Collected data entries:

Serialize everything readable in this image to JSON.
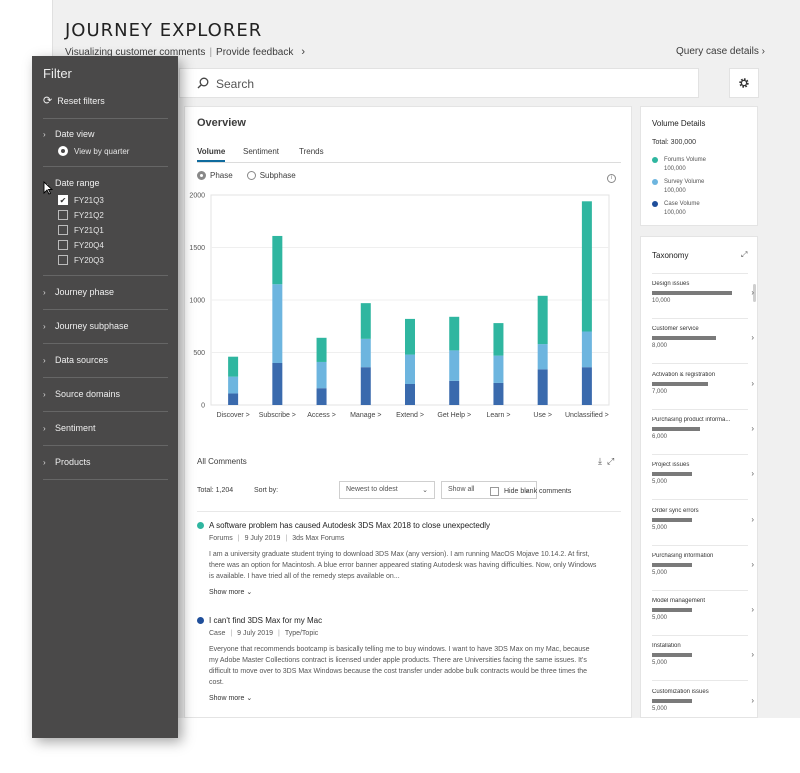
{
  "header": {
    "title": "JOURNEY EXPLORER",
    "subtitle": "Visualizing customer comments",
    "feedback_link": "Provide feedback",
    "query_link": "Query case details"
  },
  "search": {
    "placeholder": "Search"
  },
  "overview": {
    "title": "Overview",
    "tabs": [
      {
        "label": "Volume",
        "active": true
      },
      {
        "label": "Sentiment",
        "active": false
      },
      {
        "label": "Trends",
        "active": false
      }
    ],
    "radios": [
      {
        "label": "Phase",
        "selected": true
      },
      {
        "label": "Subphase",
        "selected": false
      }
    ]
  },
  "chart_data": {
    "type": "bar",
    "stacked": true,
    "categories": [
      "Discover",
      "Subscribe",
      "Access",
      "Manage",
      "Extend",
      "Get Help",
      "Learn",
      "Use",
      "Unclassified"
    ],
    "series": [
      {
        "color": "#3a6aad",
        "values": [
          110,
          400,
          160,
          360,
          200,
          230,
          210,
          340,
          360
        ]
      },
      {
        "color": "#6db5df",
        "values": [
          160,
          750,
          250,
          270,
          280,
          290,
          260,
          240,
          340
        ]
      },
      {
        "color": "#2fb6a0",
        "values": [
          190,
          460,
          230,
          340,
          340,
          320,
          310,
          460,
          1240
        ]
      }
    ],
    "yticks": [
      0,
      500,
      1000,
      1500,
      2000
    ],
    "ylim": [
      0,
      2000
    ],
    "category_suffix": ">"
  },
  "comments": {
    "title": "All Comments",
    "total_label": "Total: 1,204",
    "sort_label": "Sort by:",
    "sort_value": "Newest to oldest",
    "filter_value": "Show all",
    "hide_blank_label": "Hide blank comments",
    "items": [
      {
        "color": "#2fb6a0",
        "title": "A software problem has caused Autodesk 3DS Max 2018 to close unexpectedly",
        "source": "Forums",
        "date": "9 July 2019",
        "topic": "3ds Max Forums",
        "body": "I am a university graduate student trying to download 3DS Max (any version). I am running MacOS Mojave 10.14.2. At first, there was an option for Macintosh. A blue error banner appeared stating Autodesk was having difficulties. Now, only Windows is available. I have tried all of the remedy steps available on...",
        "more": "Show more"
      },
      {
        "color": "#1f4e9a",
        "title": "I can't find 3DS Max for my Mac",
        "source": "Case",
        "date": "9 July 2019",
        "topic": "Type/Topic",
        "body": "Everyone that recommends bootcamp is basically telling me to buy windows. I want to have 3DS Max on my Mac, because my Adobe Master Collections contract is licensed under apple products. There are Universities facing the same issues. It's difficult to move over to 3DS Max Windows because the cost transfer under adobe bulk contracts would be three times the cost.",
        "more": "Show more"
      }
    ]
  },
  "volume": {
    "title": "Volume Details",
    "total": "Total:  300,000",
    "items": [
      {
        "label": "Forums Volume",
        "value": "100,000",
        "color": "#2fb6a0"
      },
      {
        "label": "Survey Volume",
        "value": "100,000",
        "color": "#6db5df"
      },
      {
        "label": "Case Volume",
        "value": "100,000",
        "color": "#1f4e9a"
      }
    ]
  },
  "taxonomy": {
    "title": "Taxonomy",
    "items": [
      {
        "label": "Design issues",
        "value": "10,000",
        "fill": 1.0
      },
      {
        "label": "Customer service",
        "value": "8,000",
        "fill": 0.8
      },
      {
        "label": "Activation & registration",
        "value": "7,000",
        "fill": 0.7
      },
      {
        "label": "Purchasing product informa...",
        "value": "6,000",
        "fill": 0.6
      },
      {
        "label": "Project issues",
        "value": "5,000",
        "fill": 0.5
      },
      {
        "label": "Order sync errors",
        "value": "5,000",
        "fill": 0.5
      },
      {
        "label": "Purchasing information",
        "value": "5,000",
        "fill": 0.5
      },
      {
        "label": "Model management",
        "value": "5,000",
        "fill": 0.5
      },
      {
        "label": "Installation",
        "value": "5,000",
        "fill": 0.5
      },
      {
        "label": "Customization issues",
        "value": "5,000",
        "fill": 0.5
      }
    ]
  },
  "filter": {
    "title": "Filter",
    "reset": "Reset filters",
    "date_view": {
      "label": "Date view",
      "option": "View by quarter"
    },
    "date_range": {
      "label": "Date range",
      "options": [
        {
          "label": "FY21Q3",
          "checked": true
        },
        {
          "label": "FY21Q2",
          "checked": false
        },
        {
          "label": "FY21Q1",
          "checked": false
        },
        {
          "label": "FY20Q4",
          "checked": false
        },
        {
          "label": "FY20Q3",
          "checked": false
        }
      ]
    },
    "sections": [
      "Journey phase",
      "Journey subphase",
      "Data sources",
      "Source domains",
      "Sentiment",
      "Products"
    ]
  }
}
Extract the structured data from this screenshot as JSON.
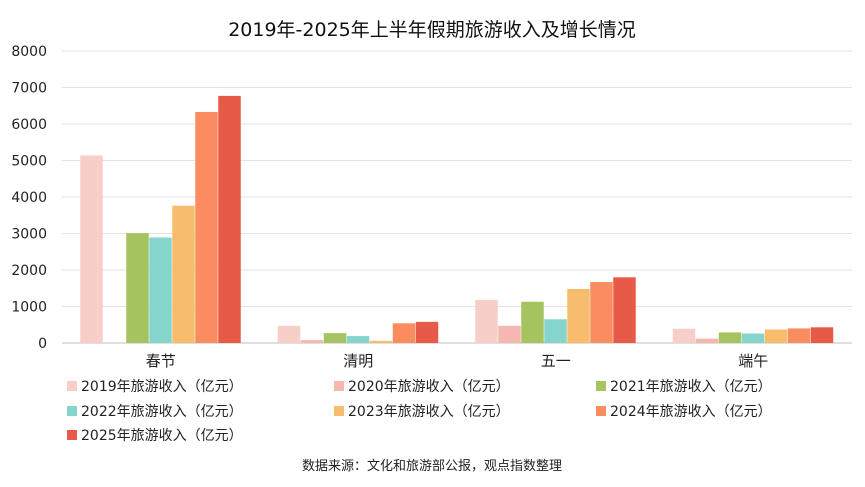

*SHORT PROBLEM*. The listing above must be printed again exactly, minus its pictures.

*IN RESPONSE*.
Serialize everything readable in this image to JSON.
{
  "header": {
    "title": "JOURNEY EXPLORER",
    "subtitle": "Visualizing customer comments",
    "feedback_link": "Provide feedback",
    "query_link": "Query case details"
  },
  "search": {
    "placeholder": "Search"
  },
  "overview": {
    "title": "Overview",
    "tabs": [
      {
        "label": "Volume",
        "active": true
      },
      {
        "label": "Sentiment",
        "active": false
      },
      {
        "label": "Trends",
        "active": false
      }
    ],
    "radios": [
      {
        "label": "Phase",
        "selected": true
      },
      {
        "label": "Subphase",
        "selected": false
      }
    ]
  },
  "chart_data": {
    "type": "bar",
    "stacked": true,
    "categories": [
      "Discover",
      "Subscribe",
      "Access",
      "Manage",
      "Extend",
      "Get Help",
      "Learn",
      "Use",
      "Unclassified"
    ],
    "series": [
      {
        "color": "#3a6aad",
        "values": [
          110,
          400,
          160,
          360,
          200,
          230,
          210,
          340,
          360
        ]
      },
      {
        "color": "#6db5df",
        "values": [
          160,
          750,
          250,
          270,
          280,
          290,
          260,
          240,
          340
        ]
      },
      {
        "color": "#2fb6a0",
        "values": [
          190,
          460,
          230,
          340,
          340,
          320,
          310,
          460,
          1240
        ]
      }
    ],
    "yticks": [
      0,
      500,
      1000,
      1500,
      2000
    ],
    "ylim": [
      0,
      2000
    ],
    "category_suffix": ">"
  },
  "comments": {
    "title": "All Comments",
    "total_label": "Total: 1,204",
    "sort_label": "Sort by:",
    "sort_value": "Newest to oldest",
    "filter_value": "Show all",
    "hide_blank_label": "Hide blank comments",
    "items": [
      {
        "color": "#2fb6a0",
        "title": "A software problem has caused Autodesk 3DS Max 2018 to close unexpectedly",
        "source": "Forums",
        "date": "9 July 2019",
        "topic": "3ds Max Forums",
        "body": "I am a university graduate student trying to download 3DS Max (any version). I am running MacOS Mojave 10.14.2. At first, there was an option for Macintosh. A blue error banner appeared stating Autodesk was having difficulties. Now, only Windows is available. I have tried all of the remedy steps available on...",
        "more": "Show more"
      },
      {
        "color": "#1f4e9a",
        "title": "I can't find 3DS Max for my Mac",
        "source": "Case",
        "date": "9 July 2019",
        "topic": "Type/Topic",
        "body": "Everyone that recommends bootcamp is basically telling me to buy windows. I want to have 3DS Max on my Mac, because my Adobe Master Collections contract is licensed under apple products. There are Universities facing the same issues. It's difficult to move over to 3DS Max Windows because the cost transfer under adobe bulk contracts would be three times the cost.",
        "more": "Show more"
      }
    ]
  },
  "volume": {
    "title": "Volume Details",
    "total": "Total:  300,000",
    "items": [
      {
        "label": "Forums Volume",
        "value": "100,000",
        "color": "#2fb6a0"
      },
      {
        "label": "Survey Volume",
        "value": "100,000",
        "color": "#6db5df"
      },
      {
        "label": "Case Volume",
        "value": "100,000",
        "color": "#1f4e9a"
      }
    ]
  },
  "taxonomy": {
    "title": "Taxonomy",
    "items": [
      {
        "label": "Design issues",
        "value": "10,000",
        "fill": 1.0
      },
      {
        "label": "Customer service",
        "value": "8,000",
        "fill": 0.8
      },
      {
        "label": "Activation & registration",
        "value": "7,000",
        "fill": 0.7
      },
      {
        "label": "Purchasing product informa...",
        "value": "6,000",
        "fill": 0.6
      },
      {
        "label": "Project issues",
        "value": "5,000",
        "fill": 0.5
      },
      {
        "label": "Order sync errors",
        "value": "5,000",
        "fill": 0.5
      },
      {
        "label": "Purchasing information",
        "value": "5,000",
        "fill": 0.5
      },
      {
        "label": "Model management",
        "value": "5,000",
        "fill": 0.5
      },
      {
        "label": "Installation",
        "value": "5,000",
        "fill": 0.5
      },
      {
        "label": "Customization issues",
        "value": "5,000",
        "fill": 0.5
      }
    ]
  },
  "filter": {
    "title": "Filter",
    "reset": "Reset filters",
    "date_view": {
      "label": "Date view",
      "option": "View by quarter"
    },
    "date_range": {
      "label": "Date range",
      "options": [
        {
          "label": "FY21Q3",
          "checked": true
        },
        {
          "label": "FY21Q2",
          "checked": false
        },
        {
          "label": "FY21Q1",
          "checked": false
        },
        {
          "label": "FY20Q4",
          "checked": false
        },
        {
          "label": "FY20Q3",
          "checked": false
        }
      ]
    },
    "sections": [
      "Journey phase",
      "Journey subphase",
      "Data sources",
      "Source domains",
      "Sentiment",
      "Products"
    ]
  }
}
Extract the structured data from this screenshot as JSON.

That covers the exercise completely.